* [Given records]
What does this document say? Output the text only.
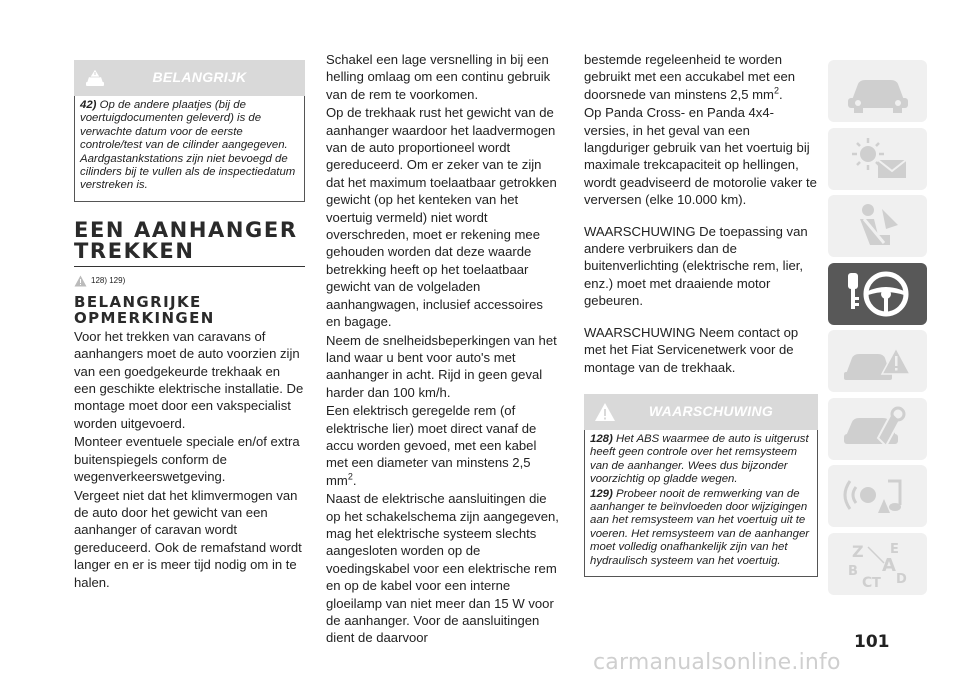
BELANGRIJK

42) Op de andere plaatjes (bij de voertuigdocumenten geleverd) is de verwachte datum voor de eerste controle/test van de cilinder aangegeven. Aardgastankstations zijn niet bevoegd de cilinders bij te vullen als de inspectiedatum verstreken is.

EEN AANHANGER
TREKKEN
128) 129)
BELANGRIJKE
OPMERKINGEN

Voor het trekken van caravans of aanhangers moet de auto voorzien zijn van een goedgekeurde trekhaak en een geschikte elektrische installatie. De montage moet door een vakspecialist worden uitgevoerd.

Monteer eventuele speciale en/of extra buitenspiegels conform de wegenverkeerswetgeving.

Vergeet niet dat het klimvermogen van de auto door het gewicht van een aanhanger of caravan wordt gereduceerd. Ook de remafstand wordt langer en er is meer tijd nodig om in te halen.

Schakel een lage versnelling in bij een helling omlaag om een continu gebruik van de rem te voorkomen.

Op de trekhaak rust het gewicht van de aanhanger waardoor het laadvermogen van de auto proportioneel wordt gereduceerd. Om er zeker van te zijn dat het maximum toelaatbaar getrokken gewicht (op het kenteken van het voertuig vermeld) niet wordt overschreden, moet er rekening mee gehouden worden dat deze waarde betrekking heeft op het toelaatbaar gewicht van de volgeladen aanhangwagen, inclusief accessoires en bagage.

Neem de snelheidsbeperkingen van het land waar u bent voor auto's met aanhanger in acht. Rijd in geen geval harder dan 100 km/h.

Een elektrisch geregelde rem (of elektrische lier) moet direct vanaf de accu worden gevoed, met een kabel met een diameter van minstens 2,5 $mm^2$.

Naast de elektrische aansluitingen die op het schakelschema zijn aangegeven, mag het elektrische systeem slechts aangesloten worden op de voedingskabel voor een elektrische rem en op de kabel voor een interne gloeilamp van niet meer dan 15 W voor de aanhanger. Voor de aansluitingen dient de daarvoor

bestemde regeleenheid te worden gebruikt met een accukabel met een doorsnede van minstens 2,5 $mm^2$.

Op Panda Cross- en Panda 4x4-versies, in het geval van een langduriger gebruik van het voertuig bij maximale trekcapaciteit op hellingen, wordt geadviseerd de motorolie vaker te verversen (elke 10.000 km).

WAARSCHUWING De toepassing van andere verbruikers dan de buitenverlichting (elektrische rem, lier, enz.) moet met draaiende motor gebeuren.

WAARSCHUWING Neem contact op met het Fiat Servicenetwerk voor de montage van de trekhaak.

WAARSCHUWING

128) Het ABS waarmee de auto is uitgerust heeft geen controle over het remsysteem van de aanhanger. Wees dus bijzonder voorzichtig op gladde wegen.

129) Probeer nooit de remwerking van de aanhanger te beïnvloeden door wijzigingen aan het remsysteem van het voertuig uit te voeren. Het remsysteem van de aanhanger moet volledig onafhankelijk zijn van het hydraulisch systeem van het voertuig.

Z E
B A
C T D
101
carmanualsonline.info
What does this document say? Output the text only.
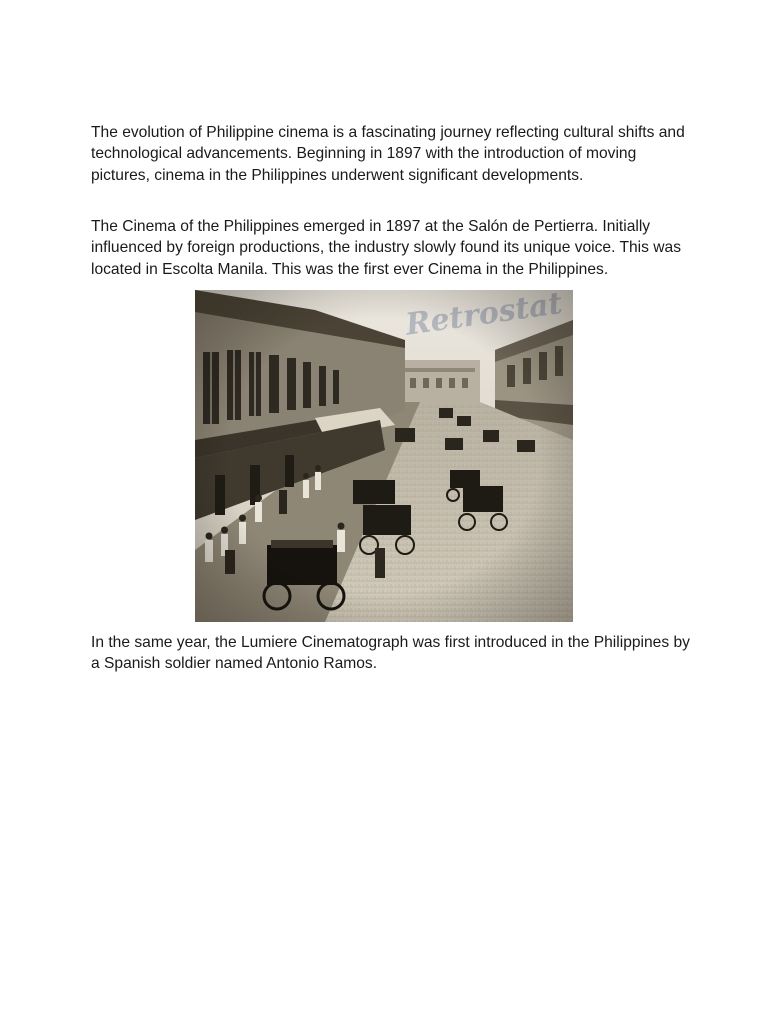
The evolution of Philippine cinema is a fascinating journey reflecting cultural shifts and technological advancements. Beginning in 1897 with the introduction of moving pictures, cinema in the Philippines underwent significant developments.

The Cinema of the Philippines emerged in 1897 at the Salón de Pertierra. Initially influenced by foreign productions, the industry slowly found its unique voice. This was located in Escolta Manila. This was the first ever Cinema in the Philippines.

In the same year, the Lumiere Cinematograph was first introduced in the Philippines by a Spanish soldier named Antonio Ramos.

==

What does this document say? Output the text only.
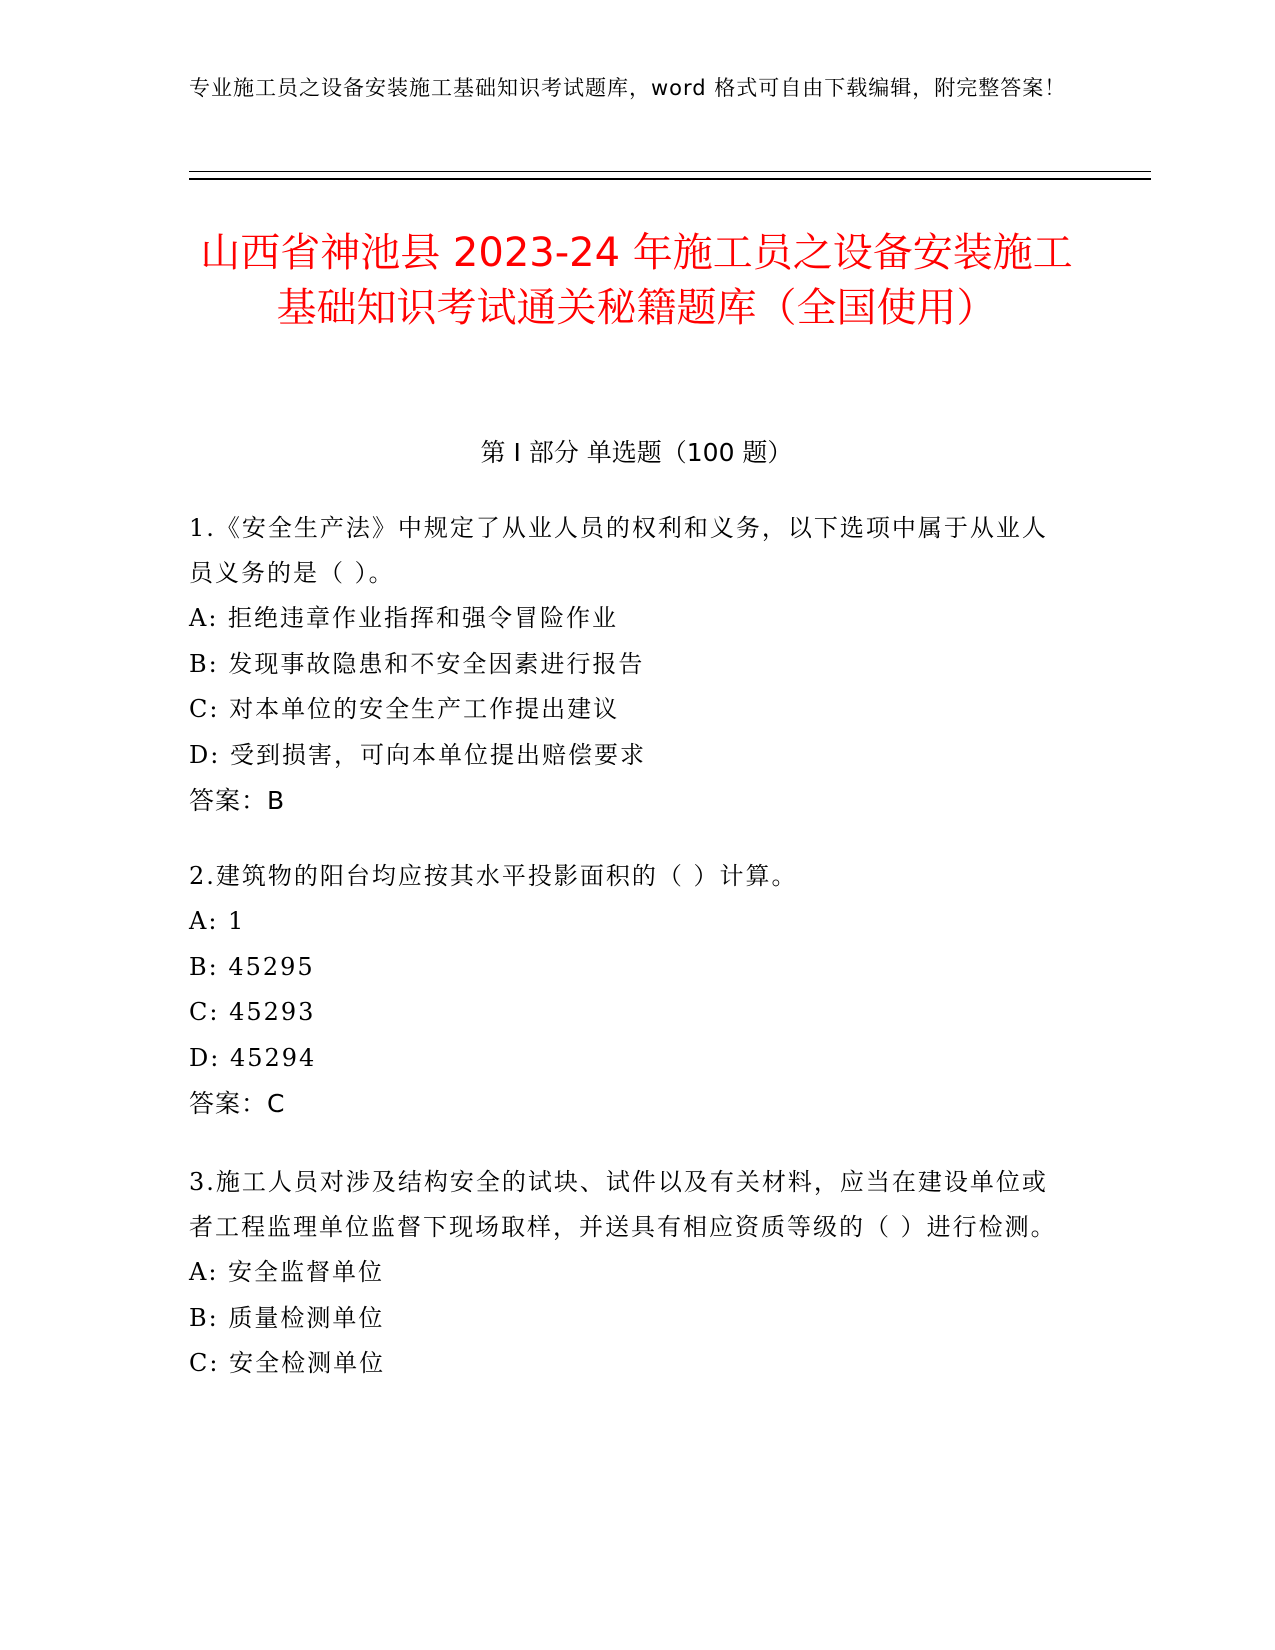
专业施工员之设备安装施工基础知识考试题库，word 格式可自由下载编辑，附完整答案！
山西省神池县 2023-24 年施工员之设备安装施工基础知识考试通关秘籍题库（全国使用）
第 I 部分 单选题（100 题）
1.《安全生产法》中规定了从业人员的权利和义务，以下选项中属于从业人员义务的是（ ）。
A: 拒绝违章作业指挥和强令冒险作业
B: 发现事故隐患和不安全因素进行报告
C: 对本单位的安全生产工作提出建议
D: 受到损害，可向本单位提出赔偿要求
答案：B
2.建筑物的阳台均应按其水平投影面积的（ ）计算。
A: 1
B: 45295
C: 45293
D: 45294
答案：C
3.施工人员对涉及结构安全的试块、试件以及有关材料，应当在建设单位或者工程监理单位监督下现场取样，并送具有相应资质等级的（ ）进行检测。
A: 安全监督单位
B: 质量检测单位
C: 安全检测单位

* [Challenge] Copy each line of the data above that holds "controle".

* [Result]
42) Op de andere plaatjes (bij de voertuigdocumenten geleverd) is de verwachte datum voor de eerste controle/test van de cilinder aangegeven. Aardgastankstations zijn niet bevoegd de cilinders bij te vullen als de inspectiedatum verstreken is.
128) Het ABS waarmee de auto is uitgerust heeft geen controle over het remsysteem van de aanhanger. Wees dus bijzonder voorzichtig op gladde wegen.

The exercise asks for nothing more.